> _Stated task_
Copy the material starting at its first line and ending at the line with "annotation: B. xyxy=(1378,318,1398,342)", but switch "point" to "marker" and leave everything else the same.

┄┄┄┄┄┄

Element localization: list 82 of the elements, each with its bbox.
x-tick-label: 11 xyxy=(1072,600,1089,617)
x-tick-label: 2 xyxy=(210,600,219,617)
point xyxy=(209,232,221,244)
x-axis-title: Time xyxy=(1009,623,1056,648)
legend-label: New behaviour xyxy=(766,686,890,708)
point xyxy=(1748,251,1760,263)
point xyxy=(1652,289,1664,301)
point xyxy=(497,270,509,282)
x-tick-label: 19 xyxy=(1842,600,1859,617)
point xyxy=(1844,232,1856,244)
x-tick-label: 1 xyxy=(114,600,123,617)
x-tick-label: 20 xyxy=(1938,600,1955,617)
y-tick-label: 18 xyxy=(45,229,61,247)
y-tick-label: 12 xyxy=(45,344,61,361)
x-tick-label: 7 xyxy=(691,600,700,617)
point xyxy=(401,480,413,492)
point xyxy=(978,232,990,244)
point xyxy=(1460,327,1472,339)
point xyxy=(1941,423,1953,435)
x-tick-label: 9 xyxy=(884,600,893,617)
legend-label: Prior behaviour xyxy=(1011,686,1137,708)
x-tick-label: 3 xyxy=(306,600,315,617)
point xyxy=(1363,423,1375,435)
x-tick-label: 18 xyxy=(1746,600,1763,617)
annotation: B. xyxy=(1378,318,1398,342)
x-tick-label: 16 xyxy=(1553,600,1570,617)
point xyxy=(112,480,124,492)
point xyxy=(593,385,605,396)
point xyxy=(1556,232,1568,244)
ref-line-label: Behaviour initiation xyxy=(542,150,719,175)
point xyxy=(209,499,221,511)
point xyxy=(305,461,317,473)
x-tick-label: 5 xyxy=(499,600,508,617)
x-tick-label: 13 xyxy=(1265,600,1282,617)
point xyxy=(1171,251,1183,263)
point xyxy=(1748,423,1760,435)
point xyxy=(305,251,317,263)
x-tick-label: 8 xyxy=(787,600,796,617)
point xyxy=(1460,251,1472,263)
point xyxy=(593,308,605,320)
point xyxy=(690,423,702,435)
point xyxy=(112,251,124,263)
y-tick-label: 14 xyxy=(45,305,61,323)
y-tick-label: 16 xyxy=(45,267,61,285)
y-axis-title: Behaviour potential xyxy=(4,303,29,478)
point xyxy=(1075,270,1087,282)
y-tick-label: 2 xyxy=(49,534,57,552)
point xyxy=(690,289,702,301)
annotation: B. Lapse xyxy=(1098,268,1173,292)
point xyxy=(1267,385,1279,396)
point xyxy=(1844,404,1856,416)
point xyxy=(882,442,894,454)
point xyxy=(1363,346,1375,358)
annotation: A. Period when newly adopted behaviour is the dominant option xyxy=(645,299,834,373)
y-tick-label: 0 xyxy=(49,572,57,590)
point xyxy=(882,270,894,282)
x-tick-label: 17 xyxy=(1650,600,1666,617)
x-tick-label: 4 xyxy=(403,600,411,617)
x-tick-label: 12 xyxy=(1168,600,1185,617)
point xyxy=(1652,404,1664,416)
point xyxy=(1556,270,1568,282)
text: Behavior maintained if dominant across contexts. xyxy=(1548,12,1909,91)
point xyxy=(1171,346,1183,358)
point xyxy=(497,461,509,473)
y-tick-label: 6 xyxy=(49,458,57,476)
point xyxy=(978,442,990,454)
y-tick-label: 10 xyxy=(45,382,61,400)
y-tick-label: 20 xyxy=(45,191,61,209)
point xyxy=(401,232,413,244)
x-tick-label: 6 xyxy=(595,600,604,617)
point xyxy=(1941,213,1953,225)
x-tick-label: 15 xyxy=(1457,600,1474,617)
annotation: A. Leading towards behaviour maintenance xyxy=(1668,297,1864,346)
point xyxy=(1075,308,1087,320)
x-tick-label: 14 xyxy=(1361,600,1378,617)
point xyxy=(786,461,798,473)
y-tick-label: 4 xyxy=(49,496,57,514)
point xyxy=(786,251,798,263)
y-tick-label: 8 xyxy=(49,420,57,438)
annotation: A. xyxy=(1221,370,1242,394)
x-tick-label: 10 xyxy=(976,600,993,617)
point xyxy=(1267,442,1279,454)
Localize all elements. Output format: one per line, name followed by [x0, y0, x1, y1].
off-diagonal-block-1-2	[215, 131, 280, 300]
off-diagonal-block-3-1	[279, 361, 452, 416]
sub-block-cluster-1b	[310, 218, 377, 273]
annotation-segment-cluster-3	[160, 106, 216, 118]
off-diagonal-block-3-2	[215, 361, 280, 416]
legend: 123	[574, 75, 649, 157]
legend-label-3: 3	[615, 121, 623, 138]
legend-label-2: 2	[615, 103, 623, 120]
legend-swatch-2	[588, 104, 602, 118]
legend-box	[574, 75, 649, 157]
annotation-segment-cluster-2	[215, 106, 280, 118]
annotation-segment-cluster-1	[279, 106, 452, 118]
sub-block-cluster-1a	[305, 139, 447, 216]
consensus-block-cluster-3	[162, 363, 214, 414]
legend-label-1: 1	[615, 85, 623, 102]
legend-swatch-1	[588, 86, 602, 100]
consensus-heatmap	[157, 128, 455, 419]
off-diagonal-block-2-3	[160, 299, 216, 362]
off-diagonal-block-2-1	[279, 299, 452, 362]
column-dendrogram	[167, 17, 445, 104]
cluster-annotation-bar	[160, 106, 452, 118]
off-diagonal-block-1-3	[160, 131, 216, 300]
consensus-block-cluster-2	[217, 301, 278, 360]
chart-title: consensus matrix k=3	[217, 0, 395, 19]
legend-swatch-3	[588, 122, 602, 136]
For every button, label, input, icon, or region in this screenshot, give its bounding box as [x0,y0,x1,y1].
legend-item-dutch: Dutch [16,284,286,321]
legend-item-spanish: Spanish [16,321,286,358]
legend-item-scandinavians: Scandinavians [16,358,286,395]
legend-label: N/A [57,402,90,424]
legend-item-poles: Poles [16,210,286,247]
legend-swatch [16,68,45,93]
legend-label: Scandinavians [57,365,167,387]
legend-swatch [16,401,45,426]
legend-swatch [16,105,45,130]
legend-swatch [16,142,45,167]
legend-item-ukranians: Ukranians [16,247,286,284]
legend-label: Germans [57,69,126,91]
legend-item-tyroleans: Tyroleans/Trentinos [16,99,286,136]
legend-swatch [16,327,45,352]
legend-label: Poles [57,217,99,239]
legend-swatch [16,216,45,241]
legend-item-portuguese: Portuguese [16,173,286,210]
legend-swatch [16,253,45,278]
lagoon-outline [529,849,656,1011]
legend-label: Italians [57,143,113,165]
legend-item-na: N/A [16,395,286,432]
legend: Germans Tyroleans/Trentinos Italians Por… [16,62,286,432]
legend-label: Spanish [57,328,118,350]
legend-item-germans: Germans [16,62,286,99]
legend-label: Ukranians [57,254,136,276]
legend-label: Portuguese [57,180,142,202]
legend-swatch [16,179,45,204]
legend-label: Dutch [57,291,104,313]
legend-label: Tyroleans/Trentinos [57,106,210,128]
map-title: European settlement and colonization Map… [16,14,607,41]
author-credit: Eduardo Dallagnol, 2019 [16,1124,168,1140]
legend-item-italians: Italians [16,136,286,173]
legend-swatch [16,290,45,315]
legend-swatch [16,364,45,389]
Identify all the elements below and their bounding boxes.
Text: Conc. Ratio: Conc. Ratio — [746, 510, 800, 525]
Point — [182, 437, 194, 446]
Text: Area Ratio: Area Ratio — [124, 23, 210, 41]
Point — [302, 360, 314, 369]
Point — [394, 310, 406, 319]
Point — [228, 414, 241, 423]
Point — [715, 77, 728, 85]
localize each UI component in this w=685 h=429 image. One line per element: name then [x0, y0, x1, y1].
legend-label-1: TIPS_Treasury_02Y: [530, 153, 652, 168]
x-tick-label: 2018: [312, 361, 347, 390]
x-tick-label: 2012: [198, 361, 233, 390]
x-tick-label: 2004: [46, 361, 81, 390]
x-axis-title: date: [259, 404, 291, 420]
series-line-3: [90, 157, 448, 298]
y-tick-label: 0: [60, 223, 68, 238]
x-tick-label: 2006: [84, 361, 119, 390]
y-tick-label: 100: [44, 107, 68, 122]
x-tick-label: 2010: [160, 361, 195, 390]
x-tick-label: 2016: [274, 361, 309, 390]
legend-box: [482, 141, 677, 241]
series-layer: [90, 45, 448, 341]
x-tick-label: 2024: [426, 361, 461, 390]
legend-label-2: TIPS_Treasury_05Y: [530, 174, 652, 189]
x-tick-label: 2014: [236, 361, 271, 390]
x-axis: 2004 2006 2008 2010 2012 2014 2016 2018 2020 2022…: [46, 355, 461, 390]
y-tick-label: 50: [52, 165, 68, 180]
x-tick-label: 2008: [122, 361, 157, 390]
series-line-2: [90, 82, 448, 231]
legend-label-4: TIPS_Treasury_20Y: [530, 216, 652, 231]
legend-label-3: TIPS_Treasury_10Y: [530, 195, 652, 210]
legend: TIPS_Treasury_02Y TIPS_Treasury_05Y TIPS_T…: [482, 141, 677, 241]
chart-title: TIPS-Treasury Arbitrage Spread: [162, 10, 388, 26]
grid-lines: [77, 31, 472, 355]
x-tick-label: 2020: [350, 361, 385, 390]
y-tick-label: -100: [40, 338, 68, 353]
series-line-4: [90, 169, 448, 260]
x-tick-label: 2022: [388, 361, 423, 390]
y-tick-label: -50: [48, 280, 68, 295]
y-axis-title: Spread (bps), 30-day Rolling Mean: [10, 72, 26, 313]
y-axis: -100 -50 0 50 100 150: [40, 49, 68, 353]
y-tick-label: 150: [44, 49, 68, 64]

┄┄┄┄┄┄

> _Answer to the exercise_
Element localization: list 82 of the elements, each with its bbox.
x-tick-label: 11 xyxy=(1072,600,1089,617)
x-tick-label: 2 xyxy=(210,600,219,617)
marker xyxy=(209,232,221,244)
x-axis-title: Time xyxy=(1009,623,1056,648)
legend-label: New behaviour xyxy=(766,686,890,708)
marker xyxy=(1748,251,1760,263)
marker xyxy=(1652,289,1664,301)
marker xyxy=(497,270,509,282)
x-tick-label: 19 xyxy=(1842,600,1859,617)
marker xyxy=(1844,232,1856,244)
x-tick-label: 1 xyxy=(114,600,123,617)
x-tick-label: 20 xyxy=(1938,600,1955,617)
y-tick-label: 18 xyxy=(45,229,61,247)
y-tick-label: 12 xyxy=(45,344,61,361)
x-tick-label: 7 xyxy=(691,600,700,617)
marker xyxy=(401,480,413,492)
marker xyxy=(978,232,990,244)
marker xyxy=(1460,327,1472,339)
marker xyxy=(1941,423,1953,435)
x-tick-label: 9 xyxy=(884,600,893,617)
legend-label: Prior behaviour xyxy=(1011,686,1137,708)
x-tick-label: 3 xyxy=(306,600,315,617)
marker xyxy=(1363,423,1375,435)
x-tick-label: 18 xyxy=(1746,600,1763,617)
annotation: B. xyxy=(1378,318,1398,342)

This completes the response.